> [Written problem] Go through the entries one line at a time, and gather every line that has the word "data".

> [Provided entries]

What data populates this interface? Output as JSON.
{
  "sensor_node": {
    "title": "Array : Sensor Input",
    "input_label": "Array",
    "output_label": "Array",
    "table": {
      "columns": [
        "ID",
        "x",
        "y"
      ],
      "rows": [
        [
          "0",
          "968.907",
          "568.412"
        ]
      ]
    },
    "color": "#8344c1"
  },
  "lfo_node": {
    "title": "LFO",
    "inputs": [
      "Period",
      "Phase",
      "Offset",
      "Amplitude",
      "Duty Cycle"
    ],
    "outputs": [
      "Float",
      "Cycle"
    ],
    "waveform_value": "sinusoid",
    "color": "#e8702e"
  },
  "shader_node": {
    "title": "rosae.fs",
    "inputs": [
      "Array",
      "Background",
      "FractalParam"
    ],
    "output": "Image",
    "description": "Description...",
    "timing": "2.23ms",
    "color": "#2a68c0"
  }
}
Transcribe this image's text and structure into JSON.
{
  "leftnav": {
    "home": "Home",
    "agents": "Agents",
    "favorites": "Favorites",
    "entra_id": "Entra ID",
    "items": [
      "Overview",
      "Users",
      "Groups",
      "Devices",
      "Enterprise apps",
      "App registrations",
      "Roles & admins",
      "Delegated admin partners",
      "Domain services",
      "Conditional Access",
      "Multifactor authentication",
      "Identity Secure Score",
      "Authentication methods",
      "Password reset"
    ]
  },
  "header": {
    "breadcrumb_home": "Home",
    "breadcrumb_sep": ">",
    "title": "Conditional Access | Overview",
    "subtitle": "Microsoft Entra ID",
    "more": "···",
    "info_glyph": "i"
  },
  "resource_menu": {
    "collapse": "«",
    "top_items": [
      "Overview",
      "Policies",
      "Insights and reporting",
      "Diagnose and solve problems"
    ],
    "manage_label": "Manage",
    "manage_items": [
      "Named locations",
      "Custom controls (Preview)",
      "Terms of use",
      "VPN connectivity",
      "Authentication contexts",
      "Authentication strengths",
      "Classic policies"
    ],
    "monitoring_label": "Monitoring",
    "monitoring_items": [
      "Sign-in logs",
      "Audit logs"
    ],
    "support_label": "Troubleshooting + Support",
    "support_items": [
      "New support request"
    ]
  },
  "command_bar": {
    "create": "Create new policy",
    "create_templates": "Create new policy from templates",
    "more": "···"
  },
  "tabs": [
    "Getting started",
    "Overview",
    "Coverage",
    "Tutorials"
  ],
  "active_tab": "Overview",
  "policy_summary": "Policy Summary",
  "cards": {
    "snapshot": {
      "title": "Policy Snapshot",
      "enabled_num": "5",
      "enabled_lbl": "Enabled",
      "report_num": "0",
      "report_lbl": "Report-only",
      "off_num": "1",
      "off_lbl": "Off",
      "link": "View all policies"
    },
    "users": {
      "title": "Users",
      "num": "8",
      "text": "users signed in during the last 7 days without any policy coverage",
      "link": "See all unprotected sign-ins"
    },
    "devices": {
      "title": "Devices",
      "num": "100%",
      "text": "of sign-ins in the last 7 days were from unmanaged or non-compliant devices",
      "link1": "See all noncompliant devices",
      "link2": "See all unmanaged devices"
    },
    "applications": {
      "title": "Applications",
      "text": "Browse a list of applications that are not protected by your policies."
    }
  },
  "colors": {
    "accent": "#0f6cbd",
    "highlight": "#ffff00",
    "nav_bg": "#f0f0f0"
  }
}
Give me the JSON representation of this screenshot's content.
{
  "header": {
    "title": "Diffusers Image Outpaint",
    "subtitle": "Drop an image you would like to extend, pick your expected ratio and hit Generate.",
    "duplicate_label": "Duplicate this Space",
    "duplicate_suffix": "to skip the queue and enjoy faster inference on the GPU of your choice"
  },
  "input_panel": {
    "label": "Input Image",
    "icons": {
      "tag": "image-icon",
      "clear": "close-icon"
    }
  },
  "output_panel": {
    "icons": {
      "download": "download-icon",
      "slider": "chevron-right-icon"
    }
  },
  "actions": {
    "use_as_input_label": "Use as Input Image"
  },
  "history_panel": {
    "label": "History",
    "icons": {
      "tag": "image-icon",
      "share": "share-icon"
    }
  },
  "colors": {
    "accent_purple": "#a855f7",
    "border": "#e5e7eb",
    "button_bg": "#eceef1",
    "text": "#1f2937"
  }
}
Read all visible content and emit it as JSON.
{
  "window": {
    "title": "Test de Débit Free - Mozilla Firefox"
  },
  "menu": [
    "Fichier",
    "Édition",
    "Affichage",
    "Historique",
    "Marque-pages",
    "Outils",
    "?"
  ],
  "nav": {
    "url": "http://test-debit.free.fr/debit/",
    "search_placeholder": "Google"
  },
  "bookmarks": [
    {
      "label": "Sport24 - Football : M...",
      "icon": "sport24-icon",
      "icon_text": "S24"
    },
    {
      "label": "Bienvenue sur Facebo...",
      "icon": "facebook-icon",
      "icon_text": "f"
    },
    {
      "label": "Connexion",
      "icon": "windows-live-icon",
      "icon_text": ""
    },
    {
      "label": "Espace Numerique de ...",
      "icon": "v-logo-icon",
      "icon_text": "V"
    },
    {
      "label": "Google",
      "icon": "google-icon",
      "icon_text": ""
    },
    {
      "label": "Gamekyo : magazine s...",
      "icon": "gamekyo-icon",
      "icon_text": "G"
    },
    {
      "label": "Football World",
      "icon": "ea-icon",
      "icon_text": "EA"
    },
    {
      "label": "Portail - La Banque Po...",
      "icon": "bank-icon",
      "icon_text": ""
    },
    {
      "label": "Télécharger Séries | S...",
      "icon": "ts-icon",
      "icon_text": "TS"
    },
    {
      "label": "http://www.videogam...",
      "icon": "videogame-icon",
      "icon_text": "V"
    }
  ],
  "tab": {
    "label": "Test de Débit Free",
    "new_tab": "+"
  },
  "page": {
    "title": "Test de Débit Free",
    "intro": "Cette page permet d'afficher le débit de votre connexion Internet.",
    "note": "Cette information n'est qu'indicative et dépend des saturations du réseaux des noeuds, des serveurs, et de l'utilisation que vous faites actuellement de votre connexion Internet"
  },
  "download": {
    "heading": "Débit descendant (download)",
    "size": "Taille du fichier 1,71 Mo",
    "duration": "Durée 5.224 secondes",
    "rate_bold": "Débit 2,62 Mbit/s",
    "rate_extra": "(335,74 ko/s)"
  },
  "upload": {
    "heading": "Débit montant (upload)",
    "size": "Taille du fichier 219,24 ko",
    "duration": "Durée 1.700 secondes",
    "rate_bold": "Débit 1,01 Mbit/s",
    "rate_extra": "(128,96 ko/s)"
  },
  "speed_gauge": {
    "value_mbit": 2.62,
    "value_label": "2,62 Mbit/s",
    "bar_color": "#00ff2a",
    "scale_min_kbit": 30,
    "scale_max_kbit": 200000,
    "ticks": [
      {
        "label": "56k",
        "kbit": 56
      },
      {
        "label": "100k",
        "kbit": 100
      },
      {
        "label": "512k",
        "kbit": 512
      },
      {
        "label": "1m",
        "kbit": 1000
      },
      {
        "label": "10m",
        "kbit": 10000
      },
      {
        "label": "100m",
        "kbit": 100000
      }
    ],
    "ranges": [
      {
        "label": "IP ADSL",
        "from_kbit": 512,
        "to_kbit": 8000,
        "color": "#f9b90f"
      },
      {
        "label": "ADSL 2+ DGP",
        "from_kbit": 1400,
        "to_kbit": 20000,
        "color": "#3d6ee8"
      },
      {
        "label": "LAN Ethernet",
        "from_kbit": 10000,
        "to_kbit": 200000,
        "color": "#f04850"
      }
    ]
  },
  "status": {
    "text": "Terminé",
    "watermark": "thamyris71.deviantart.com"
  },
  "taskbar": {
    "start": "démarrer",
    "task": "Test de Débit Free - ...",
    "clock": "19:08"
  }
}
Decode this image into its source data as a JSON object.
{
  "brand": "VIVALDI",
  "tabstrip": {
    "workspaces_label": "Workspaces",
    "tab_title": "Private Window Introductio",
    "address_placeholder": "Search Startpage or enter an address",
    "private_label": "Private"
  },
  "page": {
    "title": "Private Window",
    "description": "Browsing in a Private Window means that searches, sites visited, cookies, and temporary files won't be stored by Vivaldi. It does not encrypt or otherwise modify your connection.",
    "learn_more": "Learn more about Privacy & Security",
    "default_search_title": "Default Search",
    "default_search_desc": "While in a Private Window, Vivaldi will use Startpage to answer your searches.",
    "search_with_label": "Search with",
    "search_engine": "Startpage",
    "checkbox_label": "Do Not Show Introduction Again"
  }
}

> [The response]
What data populates this interface? Output as JSON.
Decode this image into its source data as a JSON object.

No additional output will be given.